Supplied records

---

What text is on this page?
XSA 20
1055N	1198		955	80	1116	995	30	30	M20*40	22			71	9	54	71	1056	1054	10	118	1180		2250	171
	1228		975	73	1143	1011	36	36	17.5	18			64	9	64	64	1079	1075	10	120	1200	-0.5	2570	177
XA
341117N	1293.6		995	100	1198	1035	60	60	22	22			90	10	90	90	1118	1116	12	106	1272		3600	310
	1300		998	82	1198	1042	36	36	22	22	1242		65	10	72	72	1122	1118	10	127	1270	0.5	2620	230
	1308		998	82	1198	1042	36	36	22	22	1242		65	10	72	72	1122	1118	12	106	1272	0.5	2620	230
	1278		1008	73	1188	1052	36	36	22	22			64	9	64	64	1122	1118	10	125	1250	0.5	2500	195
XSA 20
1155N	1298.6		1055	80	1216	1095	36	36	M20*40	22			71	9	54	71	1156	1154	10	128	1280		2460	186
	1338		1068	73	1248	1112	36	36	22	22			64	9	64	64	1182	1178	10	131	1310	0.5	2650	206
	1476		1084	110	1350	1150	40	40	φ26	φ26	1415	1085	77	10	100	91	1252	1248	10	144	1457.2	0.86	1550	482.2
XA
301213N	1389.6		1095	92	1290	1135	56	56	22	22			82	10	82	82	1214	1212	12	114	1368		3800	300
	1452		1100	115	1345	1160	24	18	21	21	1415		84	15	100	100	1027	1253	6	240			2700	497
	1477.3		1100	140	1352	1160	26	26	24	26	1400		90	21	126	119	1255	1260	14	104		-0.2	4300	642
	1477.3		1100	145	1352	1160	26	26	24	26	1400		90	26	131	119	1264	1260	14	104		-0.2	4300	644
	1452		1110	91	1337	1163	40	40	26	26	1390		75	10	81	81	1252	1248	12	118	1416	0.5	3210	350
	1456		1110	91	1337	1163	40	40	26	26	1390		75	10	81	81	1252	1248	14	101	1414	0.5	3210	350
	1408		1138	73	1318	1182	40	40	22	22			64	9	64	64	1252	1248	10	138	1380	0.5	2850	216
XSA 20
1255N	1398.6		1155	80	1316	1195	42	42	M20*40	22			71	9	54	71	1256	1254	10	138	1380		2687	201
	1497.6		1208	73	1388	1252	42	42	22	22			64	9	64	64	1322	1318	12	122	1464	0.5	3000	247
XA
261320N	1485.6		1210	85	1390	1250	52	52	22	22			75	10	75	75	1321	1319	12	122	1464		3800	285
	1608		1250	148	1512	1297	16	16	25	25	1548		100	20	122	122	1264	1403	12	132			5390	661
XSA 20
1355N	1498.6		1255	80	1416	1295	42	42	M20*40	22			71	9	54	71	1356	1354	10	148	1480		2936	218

---

Aim
Reproduce the entries above in full by retyping them exactly.

The solution
What text is on this page?
XSA 20
1055N	1198		955	80	1116	995	30	30	M20*40	22			71	9	54	71	1056	1054	10	118	1180		2250	171
	1228		975	73	1143	1011	36	36	17.5	18			64	9	64	64	1079	1075	10	120	1200	-0.5	2570	177
XA
341117N	1293.6		995	100	1198	1035	60	60	22	22			90	10	90	90	1118	1116	12	106	1272		3600	310
	1300		998	82	1198	1042	36	36	22	22	1242		65	10	72	72	1122	1118	10	127	1270	0.5	2620	230
	1308		998	82	1198	1042	36	36	22	22	1242		65	10	72	72	1122	1118	12	106	1272	0.5	2620	230
	1278		1008	73	1188	1052	36	36	22	22			64	9	64	64	1122	1118	10	125	1250	0.5	2500	195
XSA 20
1155N	1298.6		1055	80	1216	1095	36	36	M20*40	22			71	9	54	71	1156	1154	10	128	1280		2460	186
	1338		1068	73	1248	1112	36	36	22	22			64	9	64	64	1182	1178	10	131	1310	0.5	2650	206
	1476		1084	110	1350	1150	40	40	φ26	φ26	1415	1085	77	10	100	91	1252	1248	10	144	1457.2	0.86	1550	482.2
XA
301213N	1389.6		1095	92	1290	1135	56	56	22	22			82	10	82	82	1214	1212	12	114	1368		3800	300
	1452		1100	115	1345	1160	24	18	21	21	1415		84	15	100	100	1027	1253	6	240			2700	497
	1477.3		1100	140	1352	1160	26	26	24	26	1400		90	21	126	119	1255	1260	14	104		-0.2	4300	642
	1477.3		1100	145	1352	1160	26	26	24	26	1400		90	26	131	119	1264	1260	14	104		-0.2	4300	644
	1452		1110	91	1337	1163	40	40	26	26	1390		75	10	81	81	1252	1248	12	118	1416	0.5	3210	350
	1456		1110	91	1337	1163	40	40	26	26	1390		75	10	81	81	1252	1248	14	101	1414	0.5	3210	350
	1408		1138	73	1318	1182	40	40	22	22			64	9	64	64	1252	1248	10	138	1380	0.5	2850	216
XSA 20
1255N	1398.6		1155	80	1316	1195	42	42	M20*40	22			71	9	54	71	1256	1254	10	138	1380		2687	201
	1497.6		1208	73	1388	1252	42	42	22	22			64	9	64	64	1322	1318	12	122	1464	0.5	3000	247
XA
261320N	1485.6		1210	85	1390	1250	52	52	22	22			75	10	75	75	1321	1319	12	122	1464		3800	285
	1608		1250	148	1512	1297	16	16	25	25	1548		100	20	122	122	1264	1403	12	132			5390	661
XSA 20
1355N	1498.6		1255	80	1416	1295	42	42	M20*40	22			71	9	54	71	1356	1354	10	148	1480		2936	218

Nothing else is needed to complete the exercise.